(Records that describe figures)
◇ ◇ ◇ ◇ ◇
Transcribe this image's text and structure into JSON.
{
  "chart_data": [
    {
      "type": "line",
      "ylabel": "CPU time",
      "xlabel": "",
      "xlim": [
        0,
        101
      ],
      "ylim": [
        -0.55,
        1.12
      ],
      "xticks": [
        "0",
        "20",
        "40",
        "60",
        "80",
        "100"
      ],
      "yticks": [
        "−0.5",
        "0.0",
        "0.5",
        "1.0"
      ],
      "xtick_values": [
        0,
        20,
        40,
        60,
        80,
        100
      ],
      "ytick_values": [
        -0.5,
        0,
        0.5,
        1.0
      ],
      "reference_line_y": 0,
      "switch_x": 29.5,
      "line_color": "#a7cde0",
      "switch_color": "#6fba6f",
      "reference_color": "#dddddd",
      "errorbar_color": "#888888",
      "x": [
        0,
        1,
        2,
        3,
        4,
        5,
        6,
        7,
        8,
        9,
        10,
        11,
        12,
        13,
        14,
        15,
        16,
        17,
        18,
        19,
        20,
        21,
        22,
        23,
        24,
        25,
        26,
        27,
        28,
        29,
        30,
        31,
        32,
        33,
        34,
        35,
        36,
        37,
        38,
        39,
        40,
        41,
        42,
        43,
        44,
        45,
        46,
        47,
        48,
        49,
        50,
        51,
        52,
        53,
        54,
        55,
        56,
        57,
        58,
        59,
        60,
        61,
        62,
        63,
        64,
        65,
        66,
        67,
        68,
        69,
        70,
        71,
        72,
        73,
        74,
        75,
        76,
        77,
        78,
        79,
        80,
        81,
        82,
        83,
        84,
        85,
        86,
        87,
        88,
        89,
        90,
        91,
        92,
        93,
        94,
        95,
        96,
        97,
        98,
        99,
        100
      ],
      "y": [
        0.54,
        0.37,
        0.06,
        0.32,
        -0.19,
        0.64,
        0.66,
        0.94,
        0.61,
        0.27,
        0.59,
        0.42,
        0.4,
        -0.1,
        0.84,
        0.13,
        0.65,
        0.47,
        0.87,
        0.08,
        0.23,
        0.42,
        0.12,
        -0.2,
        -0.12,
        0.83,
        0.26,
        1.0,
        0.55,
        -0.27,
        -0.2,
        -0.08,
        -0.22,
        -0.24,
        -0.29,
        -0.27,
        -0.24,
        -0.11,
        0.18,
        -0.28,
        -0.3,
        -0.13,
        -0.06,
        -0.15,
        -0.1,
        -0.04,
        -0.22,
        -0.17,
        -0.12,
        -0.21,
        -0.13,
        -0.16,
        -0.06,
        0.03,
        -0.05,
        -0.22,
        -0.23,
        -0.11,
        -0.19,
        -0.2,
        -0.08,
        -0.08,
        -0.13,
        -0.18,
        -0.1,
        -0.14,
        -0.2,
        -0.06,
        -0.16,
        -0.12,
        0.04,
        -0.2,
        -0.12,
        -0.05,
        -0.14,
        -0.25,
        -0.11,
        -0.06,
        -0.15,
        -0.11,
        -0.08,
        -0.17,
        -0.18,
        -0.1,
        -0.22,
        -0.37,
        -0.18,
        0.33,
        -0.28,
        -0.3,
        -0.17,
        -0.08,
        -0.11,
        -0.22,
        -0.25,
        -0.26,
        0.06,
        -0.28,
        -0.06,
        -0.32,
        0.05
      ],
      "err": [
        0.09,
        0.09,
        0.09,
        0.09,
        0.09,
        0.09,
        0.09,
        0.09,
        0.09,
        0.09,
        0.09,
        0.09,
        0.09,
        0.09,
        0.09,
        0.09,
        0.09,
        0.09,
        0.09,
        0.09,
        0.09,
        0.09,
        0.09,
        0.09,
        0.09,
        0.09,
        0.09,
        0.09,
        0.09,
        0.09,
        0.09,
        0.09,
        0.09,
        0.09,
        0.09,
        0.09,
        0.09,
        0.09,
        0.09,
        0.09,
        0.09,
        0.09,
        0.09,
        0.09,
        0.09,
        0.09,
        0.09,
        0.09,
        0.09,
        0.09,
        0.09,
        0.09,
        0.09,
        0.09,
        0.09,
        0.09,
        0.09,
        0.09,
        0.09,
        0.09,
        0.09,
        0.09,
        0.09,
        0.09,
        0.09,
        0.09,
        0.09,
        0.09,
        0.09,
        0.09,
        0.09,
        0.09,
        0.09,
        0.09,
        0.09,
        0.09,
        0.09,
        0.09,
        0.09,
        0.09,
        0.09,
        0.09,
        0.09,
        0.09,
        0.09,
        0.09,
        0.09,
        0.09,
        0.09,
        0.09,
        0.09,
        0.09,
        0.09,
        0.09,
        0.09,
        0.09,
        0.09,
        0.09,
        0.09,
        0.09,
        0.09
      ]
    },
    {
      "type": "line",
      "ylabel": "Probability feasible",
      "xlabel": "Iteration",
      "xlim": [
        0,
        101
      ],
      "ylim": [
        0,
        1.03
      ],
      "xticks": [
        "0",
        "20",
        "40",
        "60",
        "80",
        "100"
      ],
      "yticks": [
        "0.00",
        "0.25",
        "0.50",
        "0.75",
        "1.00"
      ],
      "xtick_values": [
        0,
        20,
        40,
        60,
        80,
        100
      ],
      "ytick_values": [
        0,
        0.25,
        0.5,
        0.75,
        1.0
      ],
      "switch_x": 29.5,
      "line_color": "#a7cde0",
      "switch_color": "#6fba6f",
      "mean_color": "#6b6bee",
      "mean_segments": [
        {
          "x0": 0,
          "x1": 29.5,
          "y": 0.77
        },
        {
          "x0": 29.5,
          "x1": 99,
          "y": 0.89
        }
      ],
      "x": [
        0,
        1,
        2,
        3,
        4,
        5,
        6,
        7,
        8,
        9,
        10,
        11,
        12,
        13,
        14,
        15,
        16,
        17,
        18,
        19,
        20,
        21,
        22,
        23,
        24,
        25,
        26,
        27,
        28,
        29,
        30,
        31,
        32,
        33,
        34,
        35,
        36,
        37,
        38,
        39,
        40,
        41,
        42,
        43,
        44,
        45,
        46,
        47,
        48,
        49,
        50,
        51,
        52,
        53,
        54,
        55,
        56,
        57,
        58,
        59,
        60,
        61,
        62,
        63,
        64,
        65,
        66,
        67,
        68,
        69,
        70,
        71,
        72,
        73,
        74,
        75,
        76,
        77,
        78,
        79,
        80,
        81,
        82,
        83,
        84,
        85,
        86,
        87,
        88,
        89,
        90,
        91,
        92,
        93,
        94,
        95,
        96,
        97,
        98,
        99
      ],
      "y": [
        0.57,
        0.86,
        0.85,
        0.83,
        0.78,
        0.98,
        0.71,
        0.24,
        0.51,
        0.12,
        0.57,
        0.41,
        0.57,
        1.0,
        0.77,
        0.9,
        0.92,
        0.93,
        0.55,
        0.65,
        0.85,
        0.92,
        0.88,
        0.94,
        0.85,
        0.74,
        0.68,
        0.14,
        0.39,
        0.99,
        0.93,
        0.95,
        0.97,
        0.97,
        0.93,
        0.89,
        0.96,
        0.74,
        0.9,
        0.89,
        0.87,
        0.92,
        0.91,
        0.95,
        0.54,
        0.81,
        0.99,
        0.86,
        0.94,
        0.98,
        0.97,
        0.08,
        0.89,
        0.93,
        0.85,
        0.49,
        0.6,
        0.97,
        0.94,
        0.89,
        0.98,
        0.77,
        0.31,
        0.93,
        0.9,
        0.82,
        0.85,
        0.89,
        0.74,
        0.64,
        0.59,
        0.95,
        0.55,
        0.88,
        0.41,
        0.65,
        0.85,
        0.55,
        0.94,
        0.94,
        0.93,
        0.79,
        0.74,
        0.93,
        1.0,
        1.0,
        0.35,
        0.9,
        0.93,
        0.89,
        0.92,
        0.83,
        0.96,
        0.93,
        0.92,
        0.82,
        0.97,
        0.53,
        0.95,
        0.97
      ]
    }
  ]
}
◇ ◇ ◇ ◇ ◇
# EXERCISE REQUIREMENTS:
Make an exact copy of every line in the data.

# RESULT OF THIS TASK:
Transcribe this image's text and structure into JSON.
{
  "chart_data": [
    {
      "type": "line",
      "ylabel": "CPU time",
      "xlabel": "",
      "xlim": [
        0,
        101
      ],
      "ylim": [
        -0.55,
        1.12
      ],
      "xticks": [
        "0",
        "20",
        "40",
        "60",
        "80",
        "100"
      ],
      "yticks": [
        "−0.5",
        "0.0",
        "0.5",
        "1.0"
      ],
      "xtick_values": [
        0,
        20,
        40,
        60,
        80,
        100
      ],
      "ytick_values": [
        -0.5,
        0,
        0.5,
        1.0
      ],
      "reference_line_y": 0,
      "switch_x": 29.5,
      "line_color": "#a7cde0",
      "switch_color": "#6fba6f",
      "reference_color": "#dddddd",
      "errorbar_color": "#888888",
      "x": [
        0,
        1,
        2,
        3,
        4,
        5,
        6,
        7,
        8,
        9,
        10,
        11,
        12,
        13,
        14,
        15,
        16,
        17,
        18,
        19,
        20,
        21,
        22,
        23,
        24,
        25,
        26,
        27,
        28,
        29,
        30,
        31,
        32,
        33,
        34,
        35,
        36,
        37,
        38,
        39,
        40,
        41,
        42,
        43,
        44,
        45,
        46,
        47,
        48,
        49,
        50,
        51,
        52,
        53,
        54,
        55,
        56,
        57,
        58,
        59,
        60,
        61,
        62,
        63,
        64,
        65,
        66,
        67,
        68,
        69,
        70,
        71,
        72,
        73,
        74,
        75,
        76,
        77,
        78,
        79,
        80,
        81,
        82,
        83,
        84,
        85,
        86,
        87,
        88,
        89,
        90,
        91,
        92,
        93,
        94,
        95,
        96,
        97,
        98,
        99,
        100
      ],
      "y": [
        0.54,
        0.37,
        0.06,
        0.32,
        -0.19,
        0.64,
        0.66,
        0.94,
        0.61,
        0.27,
        0.59,
        0.42,
        0.4,
        -0.1,
        0.84,
        0.13,
        0.65,
        0.47,
        0.87,
        0.08,
        0.23,
        0.42,
        0.12,
        -0.2,
        -0.12,
        0.83,
        0.26,
        1.0,
        0.55,
        -0.27,
        -0.2,
        -0.08,
        -0.22,
        -0.24,
        -0.29,
        -0.27,
        -0.24,
        -0.11,
        0.18,
        -0.28,
        -0.3,
        -0.13,
        -0.06,
        -0.15,
        -0.1,
        -0.04,
        -0.22,
        -0.17,
        -0.12,
        -0.21,
        -0.13,
        -0.16,
        -0.06,
        0.03,
        -0.05,
        -0.22,
        -0.23,
        -0.11,
        -0.19,
        -0.2,
        -0.08,
        -0.08,
        -0.13,
        -0.18,
        -0.1,
        -0.14,
        -0.2,
        -0.06,
        -0.16,
        -0.12,
        0.04,
        -0.2,
        -0.12,
        -0.05,
        -0.14,
        -0.25,
        -0.11,
        -0.06,
        -0.15,
        -0.11,
        -0.08,
        -0.17,
        -0.18,
        -0.1,
        -0.22,
        -0.37,
        -0.18,
        0.33,
        -0.28,
        -0.3,
        -0.17,
        -0.08,
        -0.11,
        -0.22,
        -0.25,
        -0.26,
        0.06,
        -0.28,
        -0.06,
        -0.32,
        0.05
      ],
      "err": [
        0.09,
        0.09,
        0.09,
        0.09,
        0.09,
        0.09,
        0.09,
        0.09,
        0.09,
        0.09,
        0.09,
        0.09,
        0.09,
        0.09,
        0.09,
        0.09,
        0.09,
        0.09,
        0.09,
        0.09,
        0.09,
        0.09,
        0.09,
        0.09,
        0.09,
        0.09,
        0.09,
        0.09,
        0.09,
        0.09,
        0.09,
        0.09,
        0.09,
        0.09,
        0.09,
        0.09,
        0.09,
        0.09,
        0.09,
        0.09,
        0.09,
        0.09,
        0.09,
        0.09,
        0.09,
        0.09,
        0.09,
        0.09,
        0.09,
        0.09,
        0.09,
        0.09,
        0.09,
        0.09,
        0.09,
        0.09,
        0.09,
        0.09,
        0.09,
        0.09,
        0.09,
        0.09,
        0.09,
        0.09,
        0.09,
        0.09,
        0.09,
        0.09,
        0.09,
        0.09,
        0.09,
        0.09,
        0.09,
        0.09,
        0.09,
        0.09,
        0.09,
        0.09,
        0.09,
        0.09,
        0.09,
        0.09,
        0.09,
        0.09,
        0.09,
        0.09,
        0.09,
        0.09,
        0.09,
        0.09,
        0.09,
        0.09,
        0.09,
        0.09,
        0.09,
        0.09,
        0.09,
        0.09,
        0.09,
        0.09,
        0.09
      ]
    },
    {
      "type": "line",
      "ylabel": "Probability feasible",
      "xlabel": "Iteration",
      "xlim": [
        0,
        101
      ],
      "ylim": [
        0,
        1.03
      ],
      "xticks": [
        "0",
        "20",
        "40",
        "60",
        "80",
        "100"
      ],
      "yticks": [
        "0.00",
        "0.25",
        "0.50",
        "0.75",
        "1.00"
      ],
      "xtick_values": [
        0,
        20,
        40,
        60,
        80,
        100
      ],
      "ytick_values": [
        0,
        0.25,
        0.5,
        0.75,
        1.0
      ],
      "switch_x": 29.5,
      "line_color": "#a7cde0",
      "switch_color": "#6fba6f",
      "mean_color": "#6b6bee",
      "mean_segments": [
        {
          "x0": 0,
          "x1": 29.5,
          "y": 0.77
        },
        {
          "x0": 29.5,
          "x1": 99,
          "y": 0.89
        }
      ],
      "x": [
        0,
        1,
        2,
        3,
        4,
        5,
        6,
        7,
        8,
        9,
        10,
        11,
        12,
        13,
        14,
        15,
        16,
        17,
        18,
        19,
        20,
        21,
        22,
        23,
        24,
        25,
        26,
        27,
        28,
        29,
        30,
        31,
        32,
        33,
        34,
        35,
        36,
        37,
        38,
        39,
        40,
        41,
        42,
        43,
        44,
        45,
        46,
        47,
        48,
        49,
        50,
        51,
        52,
        53,
        54,
        55,
        56,
        57,
        58,
        59,
        60,
        61,
        62,
        63,
        64,
        65,
        66,
        67,
        68,
        69,
        70,
        71,
        72,
        73,
        74,
        75,
        76,
        77,
        78,
        79,
        80,
        81,
        82,
        83,
        84,
        85,
        86,
        87,
        88,
        89,
        90,
        91,
        92,
        93,
        94,
        95,
        96,
        97,
        98,
        99
      ],
      "y": [
        0.57,
        0.86,
        0.85,
        0.83,
        0.78,
        0.98,
        0.71,
        0.24,
        0.51,
        0.12,
        0.57,
        0.41,
        0.57,
        1.0,
        0.77,
        0.9,
        0.92,
        0.93,
        0.55,
        0.65,
        0.85,
        0.92,
        0.88,
        0.94,
        0.85,
        0.74,
        0.68,
        0.14,
        0.39,
        0.99,
        0.93,
        0.95,
        0.97,
        0.97,
        0.93,
        0.89,
        0.96,
        0.74,
        0.9,
        0.89,
        0.87,
        0.92,
        0.91,
        0.95,
        0.54,
        0.81,
        0.99,
        0.86,
        0.94,
        0.98,
        0.97,
        0.08,
        0.89,
        0.93,
        0.85,
        0.49,
        0.6,
        0.97,
        0.94,
        0.89,
        0.98,
        0.77,
        0.31,
        0.93,
        0.9,
        0.82,
        0.85,
        0.89,
        0.74,
        0.64,
        0.59,
        0.95,
        0.55,
        0.88,
        0.41,
        0.65,
        0.85,
        0.55,
        0.94,
        0.94,
        0.93,
        0.79,
        0.74,
        0.93,
        1.0,
        1.0,
        0.35,
        0.9,
        0.93,
        0.89,
        0.92,
        0.83,
        0.96,
        0.93,
        0.92,
        0.82,
        0.97,
        0.53,
        0.95,
        0.97
      ]
    }
  ]
}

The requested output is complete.